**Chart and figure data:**
* start *

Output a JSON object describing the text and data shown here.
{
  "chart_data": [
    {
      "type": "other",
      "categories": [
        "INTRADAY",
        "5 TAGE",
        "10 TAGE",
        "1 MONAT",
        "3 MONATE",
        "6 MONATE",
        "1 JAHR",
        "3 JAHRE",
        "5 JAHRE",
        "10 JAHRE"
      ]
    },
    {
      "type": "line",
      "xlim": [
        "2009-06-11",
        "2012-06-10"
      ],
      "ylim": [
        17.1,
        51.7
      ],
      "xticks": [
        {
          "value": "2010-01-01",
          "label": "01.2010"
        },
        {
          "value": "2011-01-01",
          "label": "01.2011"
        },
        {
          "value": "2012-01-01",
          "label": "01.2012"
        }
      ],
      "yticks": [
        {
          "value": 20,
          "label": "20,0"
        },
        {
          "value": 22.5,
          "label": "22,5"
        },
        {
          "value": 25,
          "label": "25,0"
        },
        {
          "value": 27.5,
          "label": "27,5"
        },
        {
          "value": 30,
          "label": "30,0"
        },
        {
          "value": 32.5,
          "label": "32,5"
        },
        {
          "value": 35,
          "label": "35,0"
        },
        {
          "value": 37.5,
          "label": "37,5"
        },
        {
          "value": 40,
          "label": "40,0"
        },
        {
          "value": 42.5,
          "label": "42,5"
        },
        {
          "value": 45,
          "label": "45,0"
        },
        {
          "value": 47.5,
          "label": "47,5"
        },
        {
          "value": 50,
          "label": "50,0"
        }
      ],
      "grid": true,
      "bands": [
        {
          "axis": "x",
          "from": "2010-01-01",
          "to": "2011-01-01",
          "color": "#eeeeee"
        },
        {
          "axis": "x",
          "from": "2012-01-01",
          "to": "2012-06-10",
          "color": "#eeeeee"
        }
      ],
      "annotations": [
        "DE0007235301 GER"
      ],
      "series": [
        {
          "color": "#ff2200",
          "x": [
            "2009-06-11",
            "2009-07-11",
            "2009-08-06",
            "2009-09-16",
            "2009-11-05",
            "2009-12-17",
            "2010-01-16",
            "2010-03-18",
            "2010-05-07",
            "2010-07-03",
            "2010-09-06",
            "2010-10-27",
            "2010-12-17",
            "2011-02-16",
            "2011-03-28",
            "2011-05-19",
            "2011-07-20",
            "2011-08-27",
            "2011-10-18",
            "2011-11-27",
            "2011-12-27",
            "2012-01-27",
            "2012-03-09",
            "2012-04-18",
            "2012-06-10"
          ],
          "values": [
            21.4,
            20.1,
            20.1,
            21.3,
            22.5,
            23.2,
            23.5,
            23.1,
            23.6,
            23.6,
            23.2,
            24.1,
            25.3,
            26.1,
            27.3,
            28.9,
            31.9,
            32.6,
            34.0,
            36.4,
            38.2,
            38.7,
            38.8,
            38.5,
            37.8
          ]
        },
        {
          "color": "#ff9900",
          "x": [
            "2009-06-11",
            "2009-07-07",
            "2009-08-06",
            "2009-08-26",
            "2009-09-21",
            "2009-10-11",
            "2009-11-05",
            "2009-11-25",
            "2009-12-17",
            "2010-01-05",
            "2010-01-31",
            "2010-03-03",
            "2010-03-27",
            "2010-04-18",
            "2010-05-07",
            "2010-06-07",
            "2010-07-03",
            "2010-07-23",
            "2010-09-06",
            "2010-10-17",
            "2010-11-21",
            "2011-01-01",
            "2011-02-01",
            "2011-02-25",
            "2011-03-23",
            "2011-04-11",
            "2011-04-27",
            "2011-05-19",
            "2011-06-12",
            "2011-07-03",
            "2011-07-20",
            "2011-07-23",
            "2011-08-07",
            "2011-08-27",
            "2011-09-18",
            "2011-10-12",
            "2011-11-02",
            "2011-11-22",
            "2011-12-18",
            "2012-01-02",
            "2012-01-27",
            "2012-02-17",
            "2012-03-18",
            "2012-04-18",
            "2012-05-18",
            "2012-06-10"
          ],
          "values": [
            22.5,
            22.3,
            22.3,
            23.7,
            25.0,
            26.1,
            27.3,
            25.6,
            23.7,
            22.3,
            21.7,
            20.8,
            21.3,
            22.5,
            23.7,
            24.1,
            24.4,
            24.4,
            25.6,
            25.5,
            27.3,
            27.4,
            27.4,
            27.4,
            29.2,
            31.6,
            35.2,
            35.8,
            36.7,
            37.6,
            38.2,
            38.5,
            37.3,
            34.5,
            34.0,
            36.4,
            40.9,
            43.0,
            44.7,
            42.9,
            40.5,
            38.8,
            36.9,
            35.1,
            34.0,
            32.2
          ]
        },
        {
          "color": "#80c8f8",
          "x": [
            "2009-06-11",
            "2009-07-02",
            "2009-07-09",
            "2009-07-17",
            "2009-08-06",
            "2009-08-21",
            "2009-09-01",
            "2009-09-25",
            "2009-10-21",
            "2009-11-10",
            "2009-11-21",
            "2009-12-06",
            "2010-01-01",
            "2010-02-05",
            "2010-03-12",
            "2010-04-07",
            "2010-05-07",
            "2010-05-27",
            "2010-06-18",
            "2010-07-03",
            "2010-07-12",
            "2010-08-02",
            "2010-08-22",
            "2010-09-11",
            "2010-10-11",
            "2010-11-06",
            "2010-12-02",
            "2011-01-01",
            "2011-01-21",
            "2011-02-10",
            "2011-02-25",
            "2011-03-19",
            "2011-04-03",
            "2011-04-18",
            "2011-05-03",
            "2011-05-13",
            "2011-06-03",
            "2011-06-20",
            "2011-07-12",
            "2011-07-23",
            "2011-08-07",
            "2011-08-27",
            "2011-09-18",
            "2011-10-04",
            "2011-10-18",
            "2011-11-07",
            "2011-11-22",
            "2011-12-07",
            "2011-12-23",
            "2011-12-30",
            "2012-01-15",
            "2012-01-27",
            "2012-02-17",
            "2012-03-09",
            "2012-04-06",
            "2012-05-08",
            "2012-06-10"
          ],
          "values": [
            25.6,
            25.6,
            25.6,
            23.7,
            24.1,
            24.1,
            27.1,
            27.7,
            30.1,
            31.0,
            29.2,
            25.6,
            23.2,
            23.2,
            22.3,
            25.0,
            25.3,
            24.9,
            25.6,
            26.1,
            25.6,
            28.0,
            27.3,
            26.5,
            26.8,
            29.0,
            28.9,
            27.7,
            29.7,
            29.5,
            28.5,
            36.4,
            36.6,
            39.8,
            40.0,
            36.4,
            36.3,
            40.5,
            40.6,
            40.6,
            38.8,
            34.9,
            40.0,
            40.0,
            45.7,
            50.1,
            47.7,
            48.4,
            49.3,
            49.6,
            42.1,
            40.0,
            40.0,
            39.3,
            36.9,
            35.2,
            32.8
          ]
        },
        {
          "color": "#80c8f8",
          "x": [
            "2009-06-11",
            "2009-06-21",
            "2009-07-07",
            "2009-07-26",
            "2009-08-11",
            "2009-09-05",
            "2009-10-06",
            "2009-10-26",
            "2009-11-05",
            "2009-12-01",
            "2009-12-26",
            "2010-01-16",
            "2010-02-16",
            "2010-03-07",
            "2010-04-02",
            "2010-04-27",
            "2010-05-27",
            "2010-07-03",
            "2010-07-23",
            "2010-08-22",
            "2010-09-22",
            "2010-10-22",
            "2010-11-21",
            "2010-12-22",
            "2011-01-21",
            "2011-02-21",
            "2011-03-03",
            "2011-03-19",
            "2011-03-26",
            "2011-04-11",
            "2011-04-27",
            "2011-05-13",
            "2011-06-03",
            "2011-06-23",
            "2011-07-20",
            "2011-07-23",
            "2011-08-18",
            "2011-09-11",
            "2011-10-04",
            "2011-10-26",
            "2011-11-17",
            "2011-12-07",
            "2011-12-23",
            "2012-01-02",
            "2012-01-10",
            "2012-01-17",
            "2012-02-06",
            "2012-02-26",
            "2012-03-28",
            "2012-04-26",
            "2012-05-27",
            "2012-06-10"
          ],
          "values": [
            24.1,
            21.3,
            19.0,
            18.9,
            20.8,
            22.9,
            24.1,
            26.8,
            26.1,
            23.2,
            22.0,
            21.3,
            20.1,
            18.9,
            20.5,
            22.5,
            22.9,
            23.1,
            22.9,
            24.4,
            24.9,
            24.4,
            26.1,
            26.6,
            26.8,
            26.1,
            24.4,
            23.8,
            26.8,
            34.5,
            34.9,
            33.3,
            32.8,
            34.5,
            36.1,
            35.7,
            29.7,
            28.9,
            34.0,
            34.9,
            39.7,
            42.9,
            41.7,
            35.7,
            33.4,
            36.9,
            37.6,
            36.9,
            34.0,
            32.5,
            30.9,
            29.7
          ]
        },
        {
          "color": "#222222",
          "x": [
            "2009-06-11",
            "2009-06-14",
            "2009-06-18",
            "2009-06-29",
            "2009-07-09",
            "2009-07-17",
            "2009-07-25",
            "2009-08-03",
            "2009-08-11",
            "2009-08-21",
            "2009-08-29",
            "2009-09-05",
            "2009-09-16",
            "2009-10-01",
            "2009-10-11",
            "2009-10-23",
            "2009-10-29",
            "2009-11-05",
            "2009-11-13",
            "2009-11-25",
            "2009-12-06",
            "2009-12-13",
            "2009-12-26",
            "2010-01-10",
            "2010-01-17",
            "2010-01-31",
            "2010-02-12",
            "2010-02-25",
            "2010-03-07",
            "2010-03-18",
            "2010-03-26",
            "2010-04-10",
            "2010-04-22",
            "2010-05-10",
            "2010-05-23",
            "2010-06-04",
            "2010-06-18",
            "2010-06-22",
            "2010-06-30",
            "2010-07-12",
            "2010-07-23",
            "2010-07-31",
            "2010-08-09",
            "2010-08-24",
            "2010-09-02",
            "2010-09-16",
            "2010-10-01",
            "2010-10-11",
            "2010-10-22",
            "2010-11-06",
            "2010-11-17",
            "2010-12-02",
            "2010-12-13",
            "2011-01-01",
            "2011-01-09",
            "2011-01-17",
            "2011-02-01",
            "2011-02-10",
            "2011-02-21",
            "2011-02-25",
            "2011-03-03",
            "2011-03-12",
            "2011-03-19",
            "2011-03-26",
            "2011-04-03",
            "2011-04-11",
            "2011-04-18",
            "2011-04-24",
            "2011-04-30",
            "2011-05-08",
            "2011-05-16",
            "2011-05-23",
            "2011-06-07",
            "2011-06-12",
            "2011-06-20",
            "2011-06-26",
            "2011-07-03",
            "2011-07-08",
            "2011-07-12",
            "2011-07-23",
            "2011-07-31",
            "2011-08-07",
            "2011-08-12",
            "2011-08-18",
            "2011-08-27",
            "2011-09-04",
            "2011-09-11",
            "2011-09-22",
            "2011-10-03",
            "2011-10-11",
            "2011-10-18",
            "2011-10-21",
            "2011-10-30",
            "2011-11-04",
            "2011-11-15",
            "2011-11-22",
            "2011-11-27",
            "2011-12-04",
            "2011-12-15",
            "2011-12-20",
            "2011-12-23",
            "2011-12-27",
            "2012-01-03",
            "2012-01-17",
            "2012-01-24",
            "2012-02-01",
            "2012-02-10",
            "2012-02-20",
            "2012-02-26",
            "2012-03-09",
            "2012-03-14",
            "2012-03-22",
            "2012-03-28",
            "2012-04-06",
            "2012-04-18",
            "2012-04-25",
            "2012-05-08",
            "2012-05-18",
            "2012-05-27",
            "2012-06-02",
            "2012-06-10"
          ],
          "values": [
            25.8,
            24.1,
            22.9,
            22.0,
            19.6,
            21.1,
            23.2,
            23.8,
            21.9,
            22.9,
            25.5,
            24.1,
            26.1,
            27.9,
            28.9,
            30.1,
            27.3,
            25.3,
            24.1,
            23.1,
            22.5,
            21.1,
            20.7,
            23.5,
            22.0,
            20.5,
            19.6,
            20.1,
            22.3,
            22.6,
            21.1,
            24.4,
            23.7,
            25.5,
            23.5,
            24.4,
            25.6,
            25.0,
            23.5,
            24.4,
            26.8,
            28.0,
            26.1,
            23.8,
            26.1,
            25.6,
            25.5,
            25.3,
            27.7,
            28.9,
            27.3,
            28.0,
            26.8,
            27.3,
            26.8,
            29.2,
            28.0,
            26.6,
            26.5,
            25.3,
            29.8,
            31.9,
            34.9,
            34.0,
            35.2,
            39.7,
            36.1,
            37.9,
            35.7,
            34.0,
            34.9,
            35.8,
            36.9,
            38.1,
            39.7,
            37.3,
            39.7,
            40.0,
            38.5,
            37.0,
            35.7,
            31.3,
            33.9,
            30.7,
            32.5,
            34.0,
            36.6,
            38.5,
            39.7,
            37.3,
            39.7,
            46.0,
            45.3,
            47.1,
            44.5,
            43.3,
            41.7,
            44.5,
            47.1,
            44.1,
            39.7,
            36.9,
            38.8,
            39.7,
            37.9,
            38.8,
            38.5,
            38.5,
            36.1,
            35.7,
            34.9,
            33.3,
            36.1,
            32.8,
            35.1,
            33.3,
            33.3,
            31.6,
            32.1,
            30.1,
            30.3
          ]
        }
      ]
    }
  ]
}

* end *

Pull out all lines containing "color".

**Output for this task:**
          "color": "#eeeeee"
          "color": "#eeeeee"
          "color": "#ff2200",
          "color": "#ff9900",
          "color": "#80c8f8",
          "color": "#80c8f8",
          "color": "#222222",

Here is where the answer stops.